DIRECTIONS: All the data below goes into the copy word for word, but the pictures don't.

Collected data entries
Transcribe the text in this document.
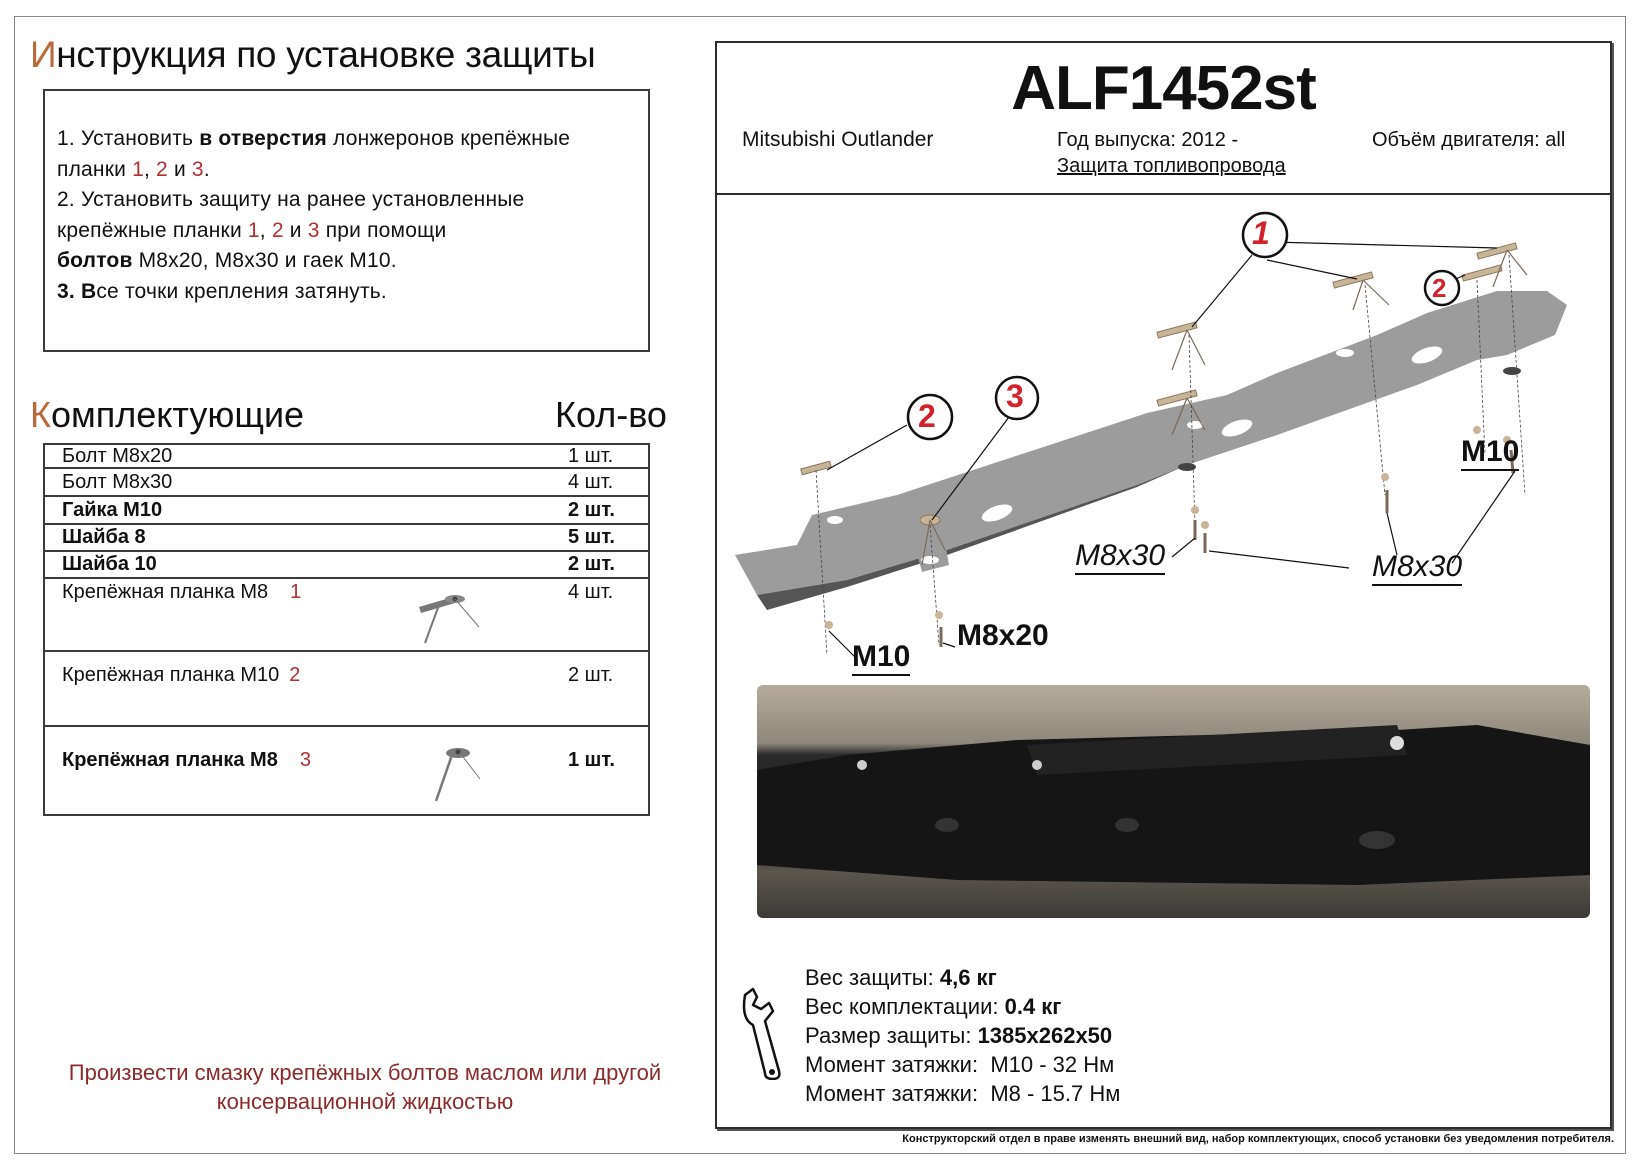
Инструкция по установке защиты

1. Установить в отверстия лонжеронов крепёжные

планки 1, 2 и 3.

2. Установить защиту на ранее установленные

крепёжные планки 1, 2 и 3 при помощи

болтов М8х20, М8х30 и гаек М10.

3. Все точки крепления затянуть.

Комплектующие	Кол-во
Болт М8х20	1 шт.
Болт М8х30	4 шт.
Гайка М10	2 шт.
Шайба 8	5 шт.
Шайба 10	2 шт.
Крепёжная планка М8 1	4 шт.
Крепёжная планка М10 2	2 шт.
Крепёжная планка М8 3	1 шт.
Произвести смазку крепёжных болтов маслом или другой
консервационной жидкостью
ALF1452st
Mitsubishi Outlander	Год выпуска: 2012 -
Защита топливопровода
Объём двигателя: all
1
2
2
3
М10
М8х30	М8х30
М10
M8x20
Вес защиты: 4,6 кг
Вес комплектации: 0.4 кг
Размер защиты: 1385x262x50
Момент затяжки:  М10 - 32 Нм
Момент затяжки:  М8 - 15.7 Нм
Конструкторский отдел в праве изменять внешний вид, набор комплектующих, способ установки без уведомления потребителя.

OUTPUT:
Transcribe the text in this document.
Инструкция по установке защиты

1. Установить в отверстия лонжеронов крепёжные

планки 1, 2 и 3.

2. Установить защиту на ранее установленные

крепёжные планки 1, 2 и 3 при помощи

болтов М8х20, М8х30 и гаек М10.

3. Все точки крепления затянуть.

Комплектующие	Кол-во
Болт М8х20	1 шт.
Болт М8х30	4 шт.
Гайка М10	2 шт.
Шайба 8	5 шт.
Шайба 10	2 шт.
Крепёжная планка М8 1	4 шт.
Крепёжная планка М10 2	2 шт.
Крепёжная планка М8 3	1 шт.
Произвести смазку крепёжных болтов маслом или другой
консервационной жидкостью
ALF1452st
Mitsubishi Outlander	Год выпуска: 2012 -
Защита топливопровода
Объём двигателя: all
1
2
2
3
М10
М8х30	М8х30
М10
M8x20
Вес защиты: 4,6 кг
Вес комплектации: 0.4 кг
Размер защиты: 1385x262x50
Момент затяжки:  М10 - 32 Нм
Момент затяжки:  М8 - 15.7 Нм
Конструкторский отдел в праве изменять внешний вид, набор комплектующих, способ установки без уведомления потребителя.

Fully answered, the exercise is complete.